▶ [TASK GOAL] Show every line of the data where the word "color" can be found.

[Dataset listings of figures]
........

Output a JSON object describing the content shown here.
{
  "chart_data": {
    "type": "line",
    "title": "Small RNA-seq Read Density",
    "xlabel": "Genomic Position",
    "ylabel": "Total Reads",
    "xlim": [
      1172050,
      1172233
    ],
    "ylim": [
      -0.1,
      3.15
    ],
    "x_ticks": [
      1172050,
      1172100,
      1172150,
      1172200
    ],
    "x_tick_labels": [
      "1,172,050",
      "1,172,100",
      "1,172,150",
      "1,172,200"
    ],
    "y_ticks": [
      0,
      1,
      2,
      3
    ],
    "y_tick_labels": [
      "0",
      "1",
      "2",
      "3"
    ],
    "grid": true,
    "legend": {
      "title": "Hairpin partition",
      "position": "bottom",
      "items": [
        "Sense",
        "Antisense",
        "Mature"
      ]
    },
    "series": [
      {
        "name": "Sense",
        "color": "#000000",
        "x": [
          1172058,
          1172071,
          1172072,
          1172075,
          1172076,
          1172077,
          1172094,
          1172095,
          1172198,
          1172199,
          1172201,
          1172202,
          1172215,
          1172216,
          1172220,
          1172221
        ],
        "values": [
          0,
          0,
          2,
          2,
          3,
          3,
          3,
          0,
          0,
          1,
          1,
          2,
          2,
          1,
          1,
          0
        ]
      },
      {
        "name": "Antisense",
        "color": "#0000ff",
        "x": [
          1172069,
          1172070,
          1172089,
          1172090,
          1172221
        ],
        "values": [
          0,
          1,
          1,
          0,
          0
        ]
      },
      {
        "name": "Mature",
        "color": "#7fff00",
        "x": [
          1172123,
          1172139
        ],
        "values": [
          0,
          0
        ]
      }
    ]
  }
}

........

▶ [YOUR RESPONSE]
        "color": "#000000",
        "color": "#0000ff",
        "color": "#7fff00",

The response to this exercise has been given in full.